* EXERCISE INSTRUCTIONS: Output every line below without omitting or altering anything.
(begin)
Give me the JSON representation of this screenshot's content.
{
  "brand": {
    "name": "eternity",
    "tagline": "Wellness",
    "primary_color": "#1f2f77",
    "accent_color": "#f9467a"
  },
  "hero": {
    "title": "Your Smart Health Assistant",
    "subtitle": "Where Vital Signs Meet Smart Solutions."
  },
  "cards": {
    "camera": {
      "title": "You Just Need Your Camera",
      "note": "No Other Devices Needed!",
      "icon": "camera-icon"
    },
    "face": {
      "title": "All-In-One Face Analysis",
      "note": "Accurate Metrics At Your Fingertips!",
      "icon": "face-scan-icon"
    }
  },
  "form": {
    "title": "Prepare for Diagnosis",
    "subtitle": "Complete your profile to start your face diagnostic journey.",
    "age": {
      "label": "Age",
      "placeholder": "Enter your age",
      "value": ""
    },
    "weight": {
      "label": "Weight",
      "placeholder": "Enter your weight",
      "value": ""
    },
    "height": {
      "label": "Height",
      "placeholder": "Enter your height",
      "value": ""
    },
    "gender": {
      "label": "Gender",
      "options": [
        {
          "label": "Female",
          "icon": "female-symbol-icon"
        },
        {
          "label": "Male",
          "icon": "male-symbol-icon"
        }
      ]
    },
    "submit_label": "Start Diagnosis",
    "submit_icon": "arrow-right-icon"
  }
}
(end)
* REPLY:
Give me the JSON representation of this screenshot's content.
{
  "brand": {
    "name": "eternity",
    "tagline": "Wellness",
    "primary_color": "#1f2f77",
    "accent_color": "#f9467a"
  },
  "hero": {
    "title": "Your Smart Health Assistant",
    "subtitle": "Where Vital Signs Meet Smart Solutions."
  },
  "cards": {
    "camera": {
      "title": "You Just Need Your Camera",
      "note": "No Other Devices Needed!",
      "icon": "camera-icon"
    },
    "face": {
      "title": "All-In-One Face Analysis",
      "note": "Accurate Metrics At Your Fingertips!",
      "icon": "face-scan-icon"
    }
  },
  "form": {
    "title": "Prepare for Diagnosis",
    "subtitle": "Complete your profile to start your face diagnostic journey.",
    "age": {
      "label": "Age",
      "placeholder": "Enter your age",
      "value": ""
    },
    "weight": {
      "label": "Weight",
      "placeholder": "Enter your weight",
      "value": ""
    },
    "height": {
      "label": "Height",
      "placeholder": "Enter your height",
      "value": ""
    },
    "gender": {
      "label": "Gender",
      "options": [
        {
          "label": "Female",
          "icon": "female-symbol-icon"
        },
        {
          "label": "Male",
          "icon": "male-symbol-icon"
        }
      ]
    },
    "submit_label": "Start Diagnosis",
    "submit_icon": "arrow-right-icon"
  }
}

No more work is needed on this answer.